((

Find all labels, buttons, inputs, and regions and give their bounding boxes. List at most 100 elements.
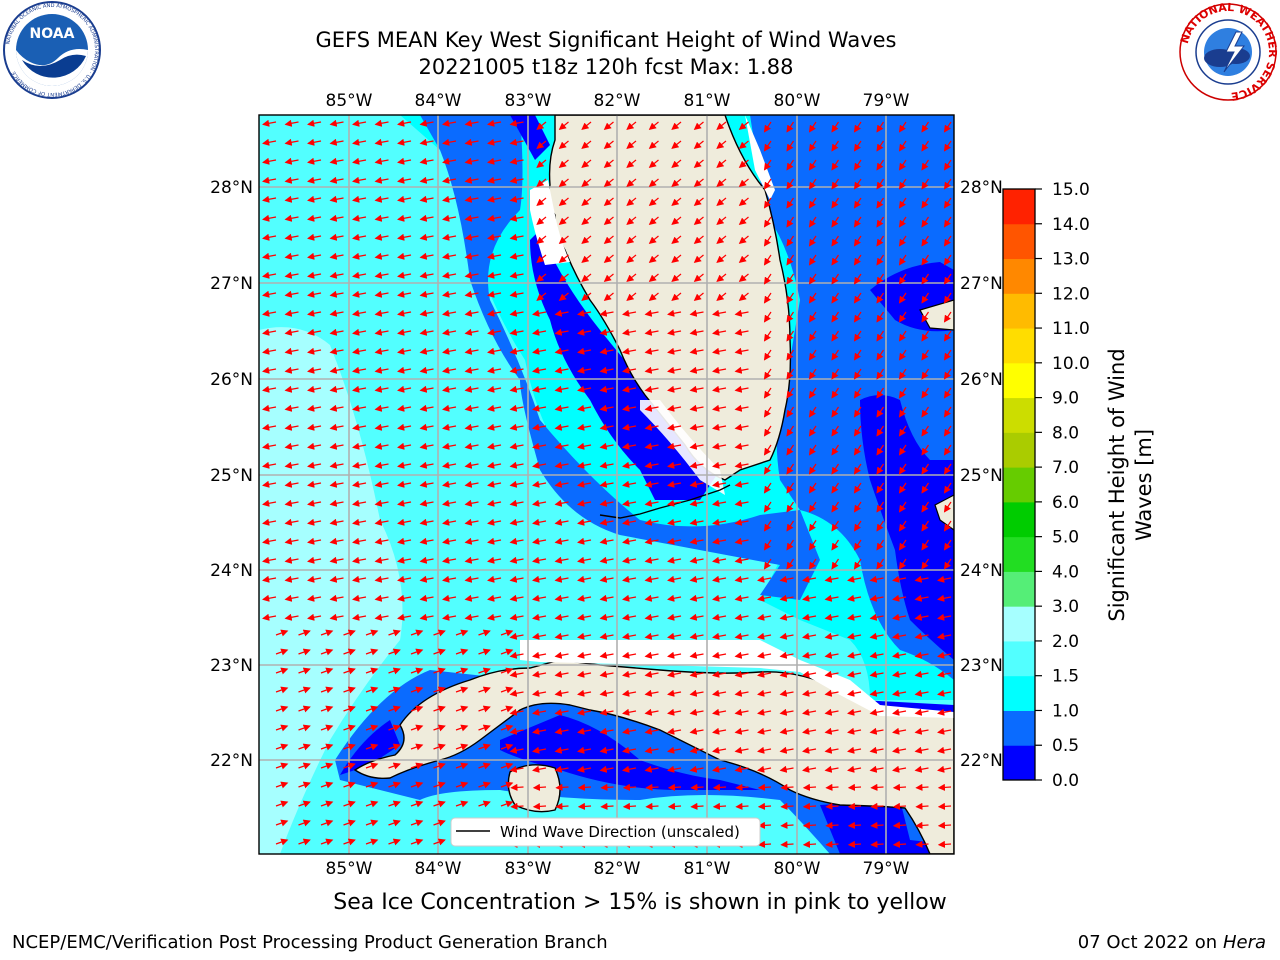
wind-arrow (671, 254, 682, 263)
wind-arrow (464, 347, 479, 355)
wind-arrow (307, 290, 322, 298)
wind-arrow (329, 195, 344, 203)
wind-arrow (262, 461, 277, 469)
wind-arrow (937, 708, 952, 716)
wind-arrow (599, 556, 614, 564)
wind-arrow (510, 783, 524, 791)
wind-arrow (622, 632, 637, 640)
wind-arrow (442, 385, 457, 393)
wind-arrow (599, 366, 614, 374)
wind-arrow (554, 632, 569, 640)
wind-arrow (599, 461, 614, 469)
wind-arrow (786, 330, 794, 342)
wind-arrow (532, 783, 547, 791)
wind-arrow (689, 613, 704, 621)
wind-arrow (712, 404, 727, 412)
wind-arrow (307, 309, 322, 317)
wind-arrow (802, 594, 817, 602)
wind-arrow (937, 575, 952, 583)
wind-arrow (712, 366, 727, 374)
wind-arrow (734, 366, 749, 374)
wind-arrow (329, 290, 344, 298)
wind-arrow (487, 461, 502, 469)
wind-arrow (876, 558, 884, 570)
wind-arrow (921, 178, 929, 190)
wind-arrow (419, 138, 434, 146)
colorbar-tick-label: 1.5 (1052, 667, 1079, 687)
wind-arrow (786, 463, 794, 475)
wind-arrow (352, 480, 367, 488)
wind-arrow (388, 667, 401, 675)
wind-arrow (757, 575, 772, 583)
wind-arrow (667, 746, 682, 754)
wind-arrow (397, 518, 412, 526)
wind-arrow (374, 404, 389, 412)
wind-arrow (275, 686, 289, 694)
wind-arrow (464, 423, 479, 431)
wind-arrow (307, 461, 322, 469)
wind-arrow (648, 197, 659, 206)
wind-arrow (712, 594, 727, 602)
wind-arrow (320, 705, 334, 713)
wind-arrow (478, 686, 491, 694)
wind-arrow (500, 667, 514, 675)
colorbar-ticks: 0.0 0.5 1.0 1.5 2.0 3.0 4.0 5.0 6.0 7.0 8.0 9.0 10.0… (1035, 180, 1090, 791)
wind-arrow (599, 670, 614, 678)
wind-arrow (577, 802, 592, 810)
wind-arrow (532, 575, 547, 583)
wind-arrow (298, 667, 311, 675)
wind-arrow (712, 708, 727, 716)
colorbar-swatch (1003, 745, 1035, 781)
wind-arrow (626, 273, 637, 282)
wind-arrow (898, 520, 907, 532)
wind-arrow (734, 575, 749, 583)
wind-arrow (284, 613, 299, 621)
wind-arrow (689, 366, 704, 374)
wind-arrow (853, 273, 862, 285)
wind-arrow (307, 594, 322, 602)
wind-arrow (892, 746, 907, 754)
wind-arrow (397, 556, 412, 564)
lon-label-bottom: 85°W (326, 859, 373, 879)
wind-arrow (558, 178, 569, 187)
wind-arrow (536, 121, 547, 130)
wind-arrow (943, 463, 952, 475)
wind-arrow (667, 347, 682, 355)
wind-arrow (554, 423, 569, 431)
wind-arrow (779, 651, 794, 659)
wind-arrow (509, 765, 524, 773)
wind-arrow (532, 499, 547, 507)
wind-arrow (554, 385, 569, 393)
wind-arrow (690, 802, 704, 810)
wind-arrow (622, 594, 637, 602)
wind-arrow (648, 121, 659, 130)
colorbar-swatch (1003, 328, 1035, 364)
wind-arrow (716, 140, 727, 149)
wind-arrow (577, 309, 592, 317)
colorbar-swatch (1003, 501, 1035, 538)
wind-arrow (712, 499, 727, 507)
colorbar-tick-label: 15.0 (1052, 180, 1090, 200)
wind-arrow (284, 537, 299, 545)
wind-arrow (307, 537, 322, 545)
wind-arrow (892, 575, 907, 583)
wind-arrow (716, 254, 727, 263)
wind-arrow (712, 689, 727, 697)
wind-arrow (626, 254, 637, 263)
wind-arrow (671, 159, 682, 168)
wind-arrow (757, 783, 772, 791)
wind-arrow (689, 404, 704, 412)
wind-arrow (397, 252, 412, 260)
wind-arrow (581, 121, 592, 130)
wind-arrow (943, 178, 952, 190)
wind-arrow (581, 273, 592, 282)
wind-arrow (397, 271, 412, 279)
wind-arrow (734, 347, 749, 355)
wind-arrow (487, 423, 502, 431)
wind-arrow (365, 724, 379, 732)
wind-arrow (500, 724, 514, 732)
wind-arrow (898, 368, 907, 380)
wind-arrow (365, 629, 379, 637)
wind-arrow (648, 273, 659, 282)
wind-arrow (329, 252, 344, 260)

))

Quote the records above word for word, leaving out the pictures.

Find all labels, buttons, inputs, and regions and give their bounding boxes. List at most 100 elements.
wind-arrow (671, 254, 682, 263)
wind-arrow (464, 347, 479, 355)
wind-arrow (307, 290, 322, 298)
wind-arrow (329, 195, 344, 203)
wind-arrow (262, 461, 277, 469)
wind-arrow (937, 708, 952, 716)
wind-arrow (599, 556, 614, 564)
wind-arrow (510, 783, 524, 791)
wind-arrow (622, 632, 637, 640)
wind-arrow (442, 385, 457, 393)
wind-arrow (599, 366, 614, 374)
wind-arrow (554, 632, 569, 640)
wind-arrow (599, 461, 614, 469)
wind-arrow (786, 330, 794, 342)
wind-arrow (532, 783, 547, 791)
wind-arrow (689, 613, 704, 621)
wind-arrow (712, 404, 727, 412)
wind-arrow (307, 309, 322, 317)
wind-arrow (802, 594, 817, 602)
wind-arrow (937, 575, 952, 583)
wind-arrow (712, 366, 727, 374)
wind-arrow (734, 366, 749, 374)
wind-arrow (329, 290, 344, 298)
wind-arrow (487, 461, 502, 469)
wind-arrow (876, 558, 884, 570)
wind-arrow (921, 178, 929, 190)
wind-arrow (419, 138, 434, 146)
colorbar-tick-label: 1.5 (1052, 667, 1079, 687)
wind-arrow (786, 463, 794, 475)
wind-arrow (352, 480, 367, 488)
wind-arrow (388, 667, 401, 675)
wind-arrow (757, 575, 772, 583)
wind-arrow (667, 746, 682, 754)
wind-arrow (397, 518, 412, 526)
wind-arrow (374, 404, 389, 412)
wind-arrow (275, 686, 289, 694)
wind-arrow (464, 423, 479, 431)
wind-arrow (307, 461, 322, 469)
wind-arrow (648, 197, 659, 206)
wind-arrow (712, 594, 727, 602)
wind-arrow (320, 705, 334, 713)
wind-arrow (478, 686, 491, 694)
wind-arrow (500, 667, 514, 675)
colorbar-ticks: 0.0 0.5 1.0 1.5 2.0 3.0 4.0 5.0 6.0 7.0 8.0 9.0 10.0… (1035, 180, 1090, 791)
wind-arrow (599, 670, 614, 678)
wind-arrow (577, 802, 592, 810)
wind-arrow (532, 575, 547, 583)
wind-arrow (298, 667, 311, 675)
wind-arrow (712, 708, 727, 716)
colorbar-swatch (1003, 745, 1035, 781)
wind-arrow (626, 273, 637, 282)
wind-arrow (898, 520, 907, 532)
wind-arrow (734, 575, 749, 583)
wind-arrow (284, 613, 299, 621)
wind-arrow (689, 366, 704, 374)
wind-arrow (853, 273, 862, 285)
wind-arrow (307, 594, 322, 602)
wind-arrow (892, 746, 907, 754)
wind-arrow (397, 556, 412, 564)
lon-label-bottom: 85°W (326, 859, 373, 879)
wind-arrow (558, 178, 569, 187)
wind-arrow (536, 121, 547, 130)
wind-arrow (943, 463, 952, 475)
wind-arrow (667, 347, 682, 355)
wind-arrow (554, 423, 569, 431)
wind-arrow (779, 651, 794, 659)
wind-arrow (509, 765, 524, 773)
wind-arrow (532, 499, 547, 507)
wind-arrow (554, 385, 569, 393)
wind-arrow (690, 802, 704, 810)
wind-arrow (622, 594, 637, 602)
wind-arrow (648, 121, 659, 130)
colorbar-swatch (1003, 328, 1035, 364)
wind-arrow (716, 140, 727, 149)
wind-arrow (577, 309, 592, 317)
colorbar-swatch (1003, 501, 1035, 538)
wind-arrow (712, 499, 727, 507)
colorbar-tick-label: 15.0 (1052, 180, 1090, 200)
wind-arrow (284, 537, 299, 545)
wind-arrow (307, 537, 322, 545)
wind-arrow (892, 575, 907, 583)
wind-arrow (716, 254, 727, 263)
wind-arrow (712, 689, 727, 697)
wind-arrow (626, 254, 637, 263)
wind-arrow (671, 159, 682, 168)
wind-arrow (757, 783, 772, 791)
wind-arrow (689, 404, 704, 412)
wind-arrow (397, 252, 412, 260)
wind-arrow (581, 121, 592, 130)
wind-arrow (943, 178, 952, 190)
wind-arrow (581, 273, 592, 282)
wind-arrow (397, 271, 412, 279)
wind-arrow (734, 347, 749, 355)
wind-arrow (487, 423, 502, 431)
wind-arrow (365, 724, 379, 732)
wind-arrow (500, 724, 514, 732)
wind-arrow (898, 368, 907, 380)
wind-arrow (365, 629, 379, 637)
wind-arrow (648, 273, 659, 282)
wind-arrow (329, 252, 344, 260)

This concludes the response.